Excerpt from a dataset
--*--

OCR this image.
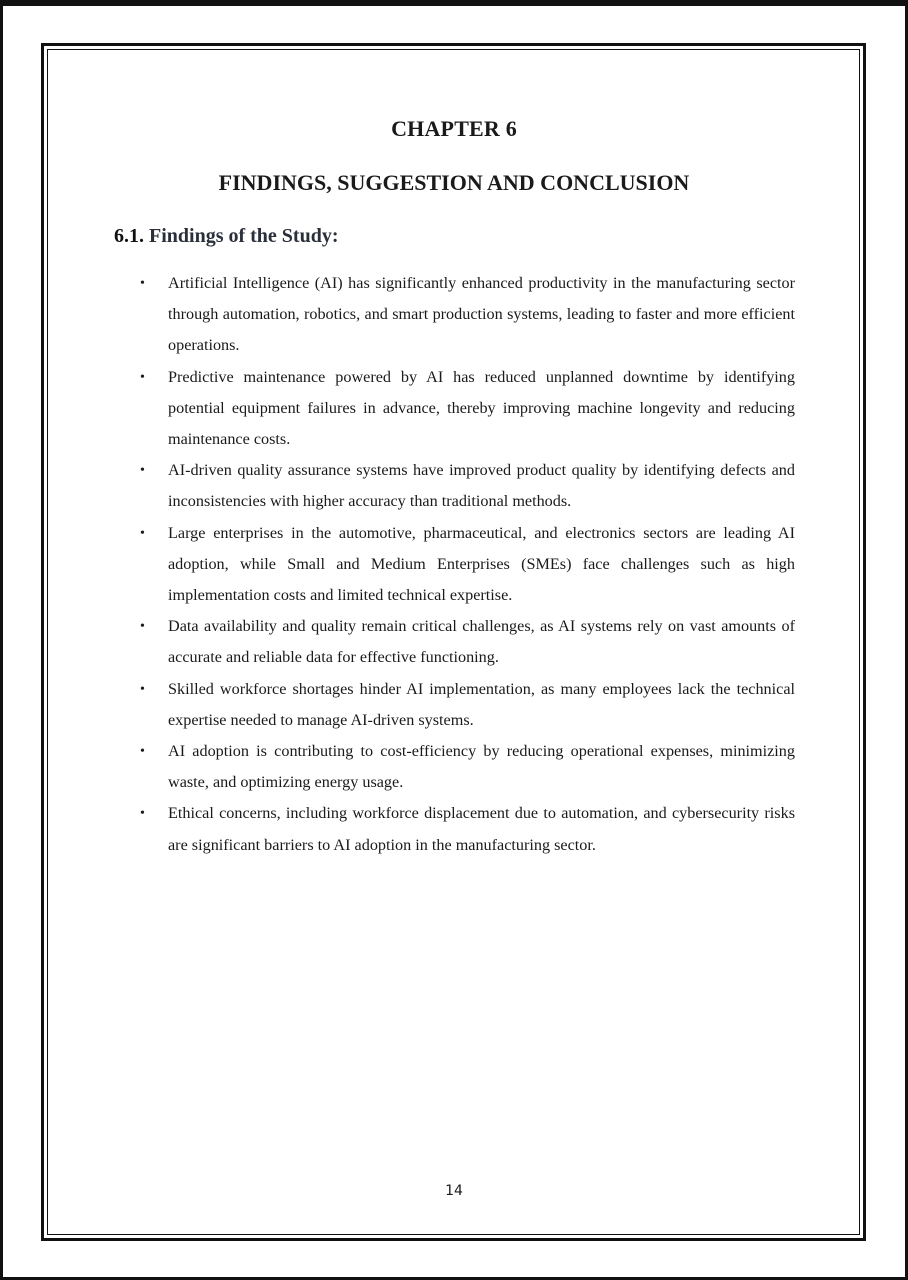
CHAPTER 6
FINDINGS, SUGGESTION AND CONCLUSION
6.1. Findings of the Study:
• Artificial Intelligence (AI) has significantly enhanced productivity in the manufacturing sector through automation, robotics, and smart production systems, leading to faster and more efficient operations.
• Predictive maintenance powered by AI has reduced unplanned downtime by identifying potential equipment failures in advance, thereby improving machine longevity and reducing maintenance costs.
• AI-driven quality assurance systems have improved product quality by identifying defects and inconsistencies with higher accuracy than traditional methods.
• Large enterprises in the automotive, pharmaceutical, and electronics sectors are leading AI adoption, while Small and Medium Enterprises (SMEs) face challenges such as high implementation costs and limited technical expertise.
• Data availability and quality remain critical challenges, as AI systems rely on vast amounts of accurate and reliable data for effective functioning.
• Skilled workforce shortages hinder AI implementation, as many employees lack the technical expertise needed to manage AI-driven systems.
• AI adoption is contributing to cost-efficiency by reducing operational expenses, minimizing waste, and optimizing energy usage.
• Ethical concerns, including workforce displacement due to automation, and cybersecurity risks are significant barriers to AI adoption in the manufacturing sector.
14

--*--

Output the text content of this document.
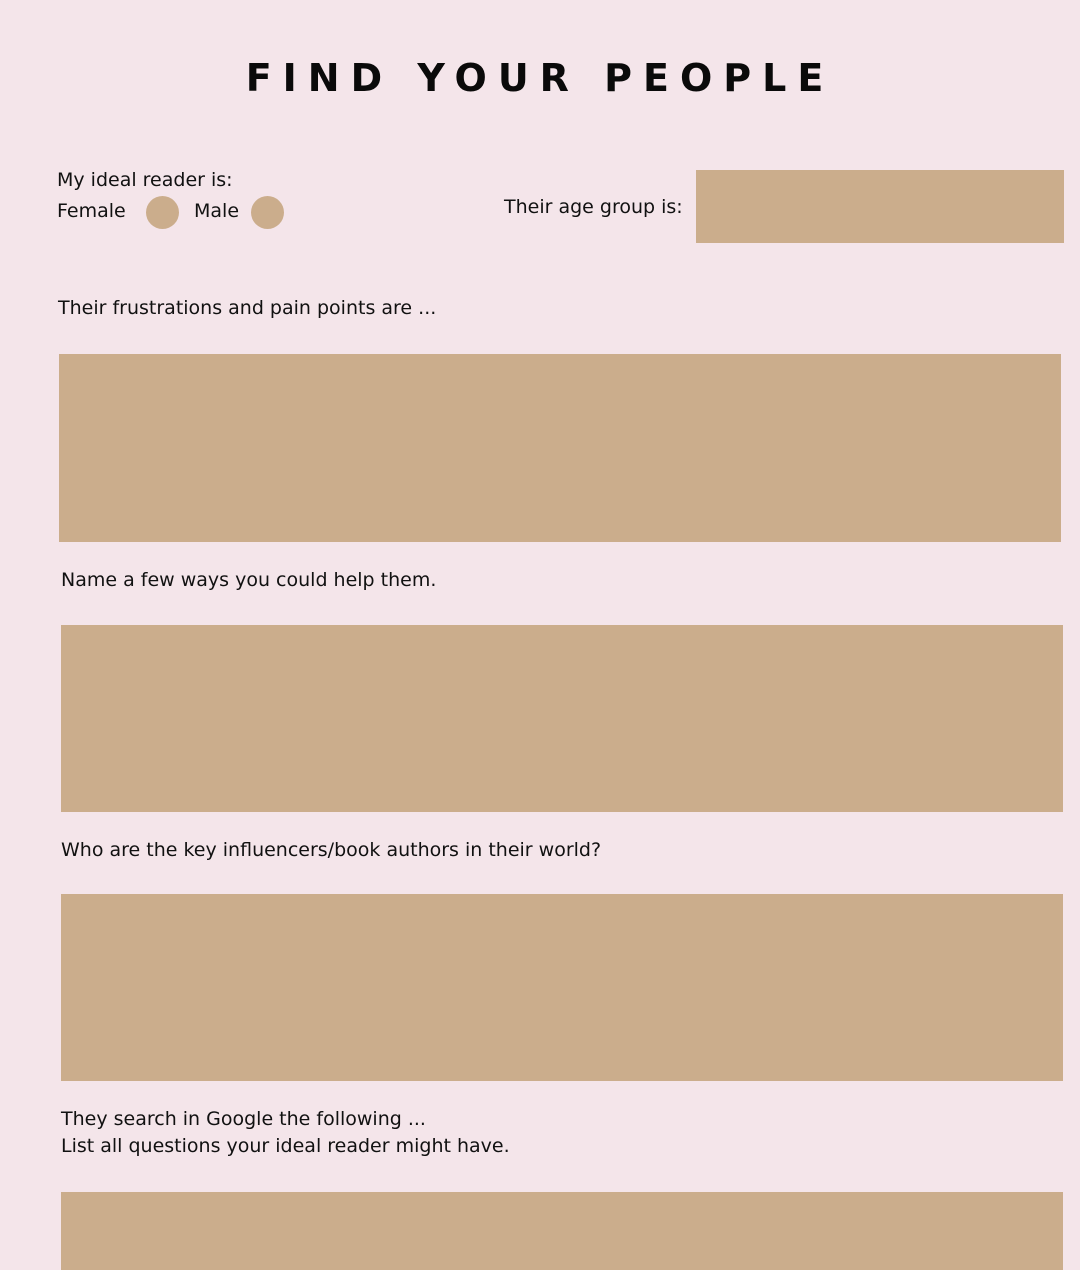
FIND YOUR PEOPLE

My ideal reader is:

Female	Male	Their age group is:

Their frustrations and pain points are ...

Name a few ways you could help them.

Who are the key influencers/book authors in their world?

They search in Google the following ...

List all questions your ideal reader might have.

--*--

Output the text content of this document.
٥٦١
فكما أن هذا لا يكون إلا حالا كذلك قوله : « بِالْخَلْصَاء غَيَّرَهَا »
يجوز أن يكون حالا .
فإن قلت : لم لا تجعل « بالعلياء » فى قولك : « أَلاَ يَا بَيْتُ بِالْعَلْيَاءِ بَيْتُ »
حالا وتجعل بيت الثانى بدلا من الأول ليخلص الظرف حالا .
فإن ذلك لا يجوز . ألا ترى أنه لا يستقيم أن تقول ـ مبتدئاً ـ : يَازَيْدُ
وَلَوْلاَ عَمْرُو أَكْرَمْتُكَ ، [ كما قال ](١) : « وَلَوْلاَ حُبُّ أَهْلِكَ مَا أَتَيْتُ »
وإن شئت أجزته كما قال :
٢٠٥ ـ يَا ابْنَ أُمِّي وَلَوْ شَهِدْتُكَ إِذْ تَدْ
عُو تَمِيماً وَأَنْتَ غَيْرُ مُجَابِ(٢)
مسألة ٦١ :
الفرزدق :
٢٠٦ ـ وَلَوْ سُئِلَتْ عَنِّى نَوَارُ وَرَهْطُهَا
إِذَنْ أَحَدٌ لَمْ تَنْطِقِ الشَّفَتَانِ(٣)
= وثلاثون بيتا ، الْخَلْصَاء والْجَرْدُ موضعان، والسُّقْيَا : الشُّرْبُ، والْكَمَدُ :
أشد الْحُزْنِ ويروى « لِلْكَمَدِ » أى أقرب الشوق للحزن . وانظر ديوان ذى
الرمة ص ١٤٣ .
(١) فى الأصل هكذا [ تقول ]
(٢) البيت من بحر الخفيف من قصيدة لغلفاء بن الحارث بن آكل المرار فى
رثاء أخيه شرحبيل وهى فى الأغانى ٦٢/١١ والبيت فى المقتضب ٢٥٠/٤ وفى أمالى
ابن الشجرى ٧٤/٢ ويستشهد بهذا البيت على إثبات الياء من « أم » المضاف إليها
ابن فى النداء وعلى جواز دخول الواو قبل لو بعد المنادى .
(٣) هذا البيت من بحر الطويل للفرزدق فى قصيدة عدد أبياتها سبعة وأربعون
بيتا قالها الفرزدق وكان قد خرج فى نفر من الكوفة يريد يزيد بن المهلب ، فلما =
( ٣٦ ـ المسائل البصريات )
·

--*--

Search the listing for the word "automation" and return each line that holds it.

• Artificial Intelligence (AI) has significantly enhanced productivity in the manufacturing sector through automation, robotics, and smart production systems, leading to faster and more efficient operations.
• Ethical concerns, including workforce displacement due to automation, and cybersecurity risks are significant barriers to AI adoption in the manufacturing sector.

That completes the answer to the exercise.